### What is asked
Identify every line in the entries below that contains the string "PROMEDIO", and copy each of those lines. Case counts.

(Element box annotations)
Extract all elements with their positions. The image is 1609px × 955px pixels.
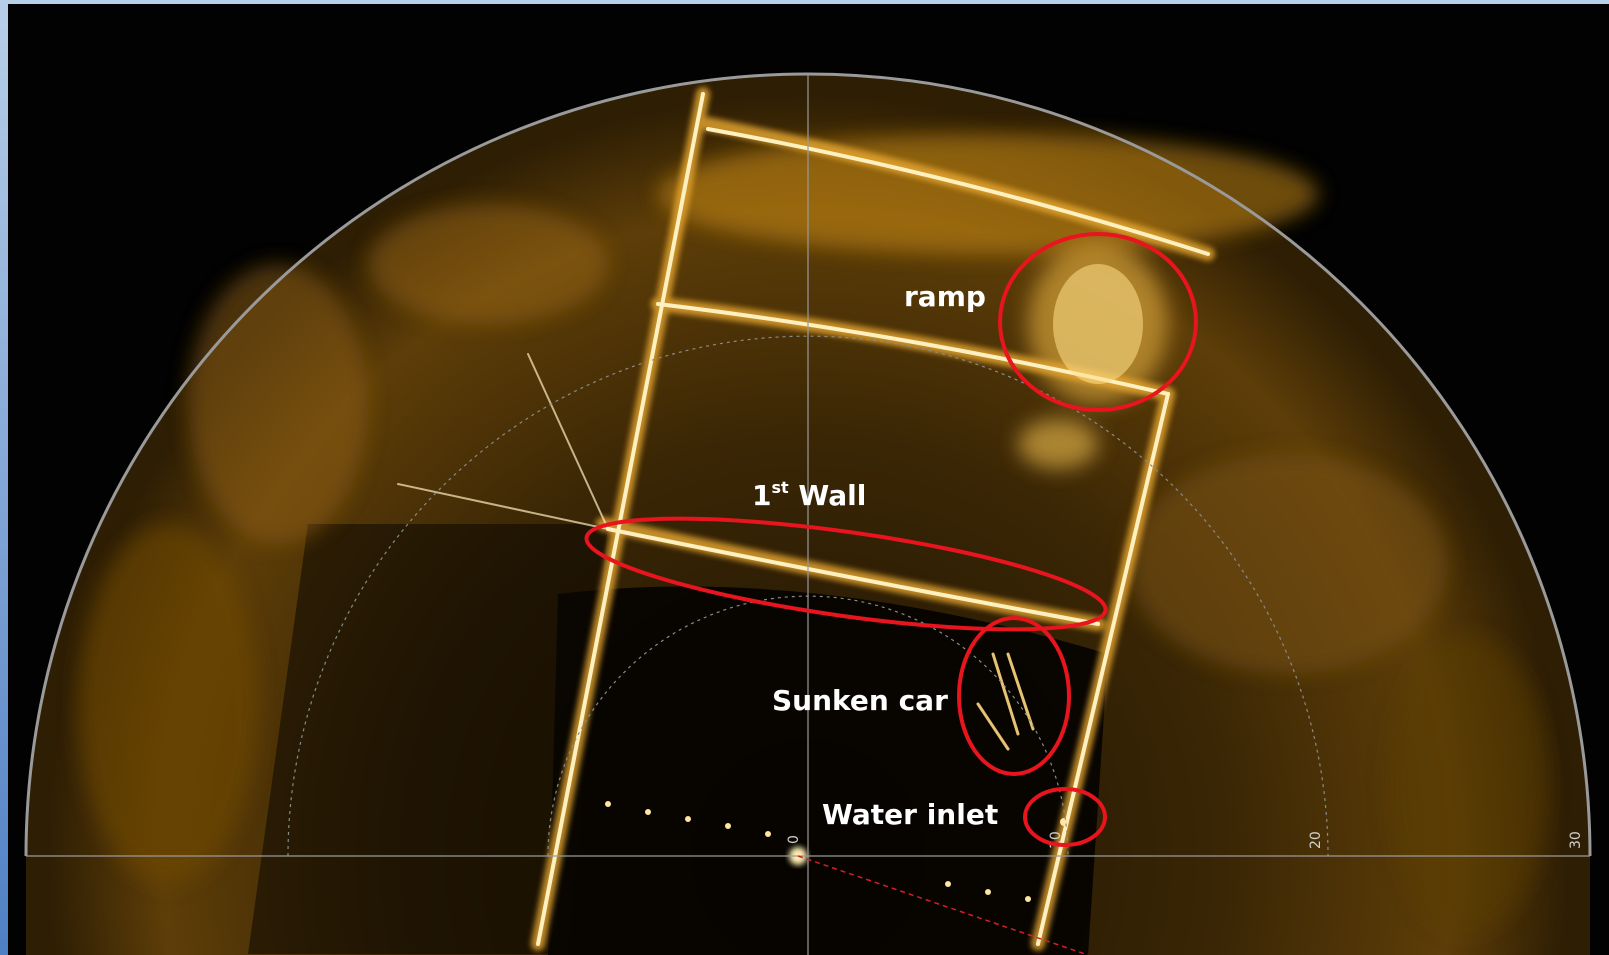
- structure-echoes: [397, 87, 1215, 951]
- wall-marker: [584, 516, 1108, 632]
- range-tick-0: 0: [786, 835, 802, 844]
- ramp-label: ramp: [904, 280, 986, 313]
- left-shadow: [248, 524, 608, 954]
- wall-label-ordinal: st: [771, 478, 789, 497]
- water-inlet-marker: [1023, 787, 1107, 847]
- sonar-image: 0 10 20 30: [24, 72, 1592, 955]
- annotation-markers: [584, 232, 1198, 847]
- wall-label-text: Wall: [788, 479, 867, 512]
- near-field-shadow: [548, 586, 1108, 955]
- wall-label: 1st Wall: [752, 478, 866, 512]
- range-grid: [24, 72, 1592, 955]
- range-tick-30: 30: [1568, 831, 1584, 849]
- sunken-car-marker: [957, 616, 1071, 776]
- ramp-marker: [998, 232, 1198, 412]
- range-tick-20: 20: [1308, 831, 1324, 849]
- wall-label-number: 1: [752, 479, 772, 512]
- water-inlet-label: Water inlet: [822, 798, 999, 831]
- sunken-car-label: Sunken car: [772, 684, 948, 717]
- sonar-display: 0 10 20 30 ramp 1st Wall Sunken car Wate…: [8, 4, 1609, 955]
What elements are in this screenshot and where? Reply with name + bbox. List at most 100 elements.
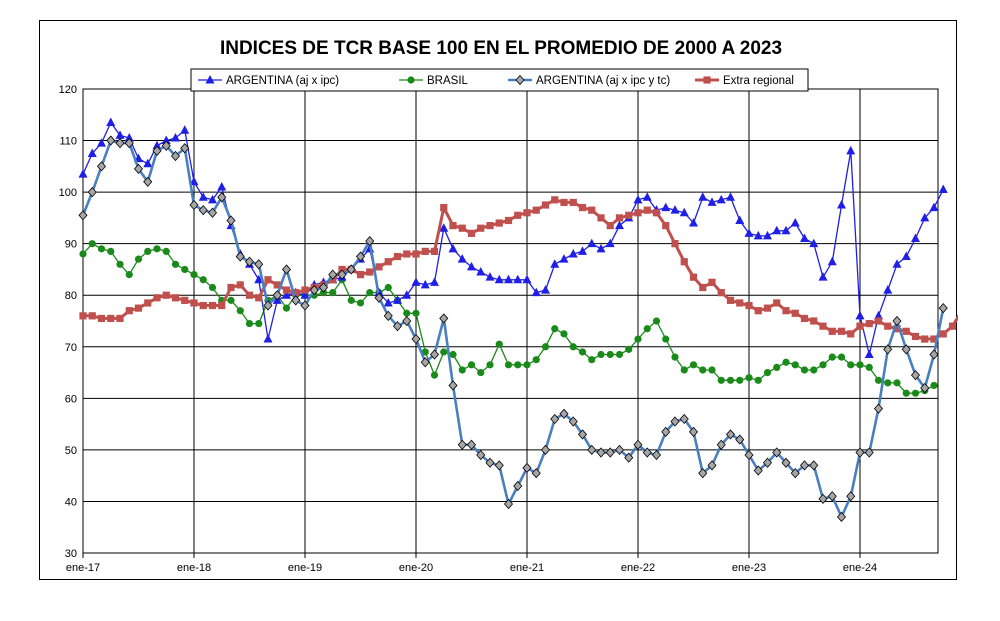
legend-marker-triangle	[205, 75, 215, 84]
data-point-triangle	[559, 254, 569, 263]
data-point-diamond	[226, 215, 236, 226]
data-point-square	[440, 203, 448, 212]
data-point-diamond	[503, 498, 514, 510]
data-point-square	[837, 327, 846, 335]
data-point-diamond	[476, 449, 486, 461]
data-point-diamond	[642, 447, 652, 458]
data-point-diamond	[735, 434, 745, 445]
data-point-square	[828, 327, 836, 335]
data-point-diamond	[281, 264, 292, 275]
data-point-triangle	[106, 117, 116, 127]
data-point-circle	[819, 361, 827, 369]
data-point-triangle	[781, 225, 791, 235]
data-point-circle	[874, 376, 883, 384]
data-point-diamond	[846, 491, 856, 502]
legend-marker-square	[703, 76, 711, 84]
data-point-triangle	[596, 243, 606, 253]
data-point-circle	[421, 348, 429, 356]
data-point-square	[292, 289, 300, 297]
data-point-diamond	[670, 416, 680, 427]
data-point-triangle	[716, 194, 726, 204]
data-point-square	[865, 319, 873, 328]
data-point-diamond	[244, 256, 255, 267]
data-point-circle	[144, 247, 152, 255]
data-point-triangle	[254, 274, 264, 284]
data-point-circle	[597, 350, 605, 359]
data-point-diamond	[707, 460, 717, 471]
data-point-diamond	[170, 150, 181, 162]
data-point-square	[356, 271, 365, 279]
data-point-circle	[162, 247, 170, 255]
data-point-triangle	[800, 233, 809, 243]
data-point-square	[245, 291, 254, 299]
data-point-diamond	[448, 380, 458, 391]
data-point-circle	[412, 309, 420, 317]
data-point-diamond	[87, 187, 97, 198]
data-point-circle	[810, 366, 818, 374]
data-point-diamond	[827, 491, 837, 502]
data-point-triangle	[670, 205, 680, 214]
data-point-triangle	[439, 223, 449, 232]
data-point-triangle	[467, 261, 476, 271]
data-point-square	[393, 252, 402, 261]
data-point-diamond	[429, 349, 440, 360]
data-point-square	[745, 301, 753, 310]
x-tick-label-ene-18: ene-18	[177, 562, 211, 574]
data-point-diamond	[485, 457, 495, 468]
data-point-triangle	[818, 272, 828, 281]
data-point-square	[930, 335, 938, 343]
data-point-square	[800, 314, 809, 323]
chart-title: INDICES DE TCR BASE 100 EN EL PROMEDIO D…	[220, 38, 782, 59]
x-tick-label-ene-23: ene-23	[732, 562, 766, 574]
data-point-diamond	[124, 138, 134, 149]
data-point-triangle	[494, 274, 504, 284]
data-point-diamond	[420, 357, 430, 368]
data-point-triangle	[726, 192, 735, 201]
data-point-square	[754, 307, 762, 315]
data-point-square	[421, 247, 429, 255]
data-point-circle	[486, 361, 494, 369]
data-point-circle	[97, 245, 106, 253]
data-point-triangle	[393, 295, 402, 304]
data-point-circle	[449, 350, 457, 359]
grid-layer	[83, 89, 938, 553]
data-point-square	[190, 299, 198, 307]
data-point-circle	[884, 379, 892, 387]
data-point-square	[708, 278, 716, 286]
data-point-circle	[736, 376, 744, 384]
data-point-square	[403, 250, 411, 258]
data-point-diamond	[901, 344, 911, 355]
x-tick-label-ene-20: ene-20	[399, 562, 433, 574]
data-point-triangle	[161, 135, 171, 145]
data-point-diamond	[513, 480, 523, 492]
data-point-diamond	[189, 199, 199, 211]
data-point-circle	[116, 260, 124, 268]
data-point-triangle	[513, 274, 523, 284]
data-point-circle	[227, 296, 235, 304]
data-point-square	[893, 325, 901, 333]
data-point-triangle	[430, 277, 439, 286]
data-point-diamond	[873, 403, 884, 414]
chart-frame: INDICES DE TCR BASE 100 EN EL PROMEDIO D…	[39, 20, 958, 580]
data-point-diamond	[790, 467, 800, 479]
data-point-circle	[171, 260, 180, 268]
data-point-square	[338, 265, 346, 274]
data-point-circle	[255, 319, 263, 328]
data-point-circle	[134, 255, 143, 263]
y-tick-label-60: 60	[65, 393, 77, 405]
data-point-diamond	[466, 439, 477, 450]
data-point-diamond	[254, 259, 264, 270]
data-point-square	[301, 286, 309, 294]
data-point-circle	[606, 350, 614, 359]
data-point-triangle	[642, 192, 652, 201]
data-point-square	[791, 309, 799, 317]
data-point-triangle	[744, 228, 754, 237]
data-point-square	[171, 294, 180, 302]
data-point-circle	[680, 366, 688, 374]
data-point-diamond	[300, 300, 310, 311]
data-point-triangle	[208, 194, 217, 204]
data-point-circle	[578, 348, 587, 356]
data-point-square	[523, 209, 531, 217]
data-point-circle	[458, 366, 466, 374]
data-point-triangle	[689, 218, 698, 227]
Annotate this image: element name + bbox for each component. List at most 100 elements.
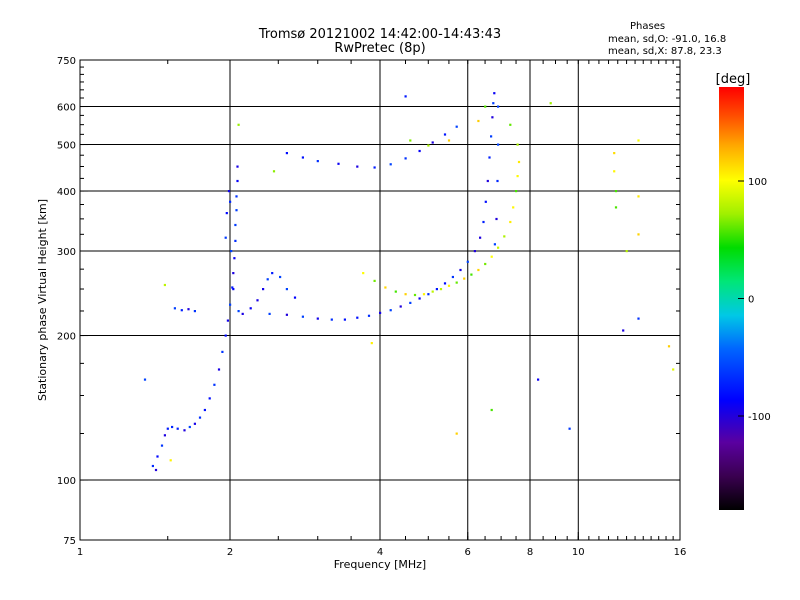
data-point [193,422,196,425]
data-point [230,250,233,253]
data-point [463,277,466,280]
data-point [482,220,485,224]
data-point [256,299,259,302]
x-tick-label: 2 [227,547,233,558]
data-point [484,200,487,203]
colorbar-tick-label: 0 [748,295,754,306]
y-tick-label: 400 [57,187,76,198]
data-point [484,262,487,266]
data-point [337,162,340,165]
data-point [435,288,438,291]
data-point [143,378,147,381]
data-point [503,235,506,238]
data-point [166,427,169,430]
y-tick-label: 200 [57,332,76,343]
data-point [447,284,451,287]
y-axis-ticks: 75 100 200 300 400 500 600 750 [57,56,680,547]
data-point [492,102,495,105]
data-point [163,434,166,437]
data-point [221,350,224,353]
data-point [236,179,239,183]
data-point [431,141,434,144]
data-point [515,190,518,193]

### Written reply
chart-title: INDICES DE TCR BASE 100 EN EL PROMEDIO D…	[220, 38, 782, 59]
chart-frame: INDICES DE TCR BASE 100 EN EL PROMEDIO D…	[39, 20, 958, 580]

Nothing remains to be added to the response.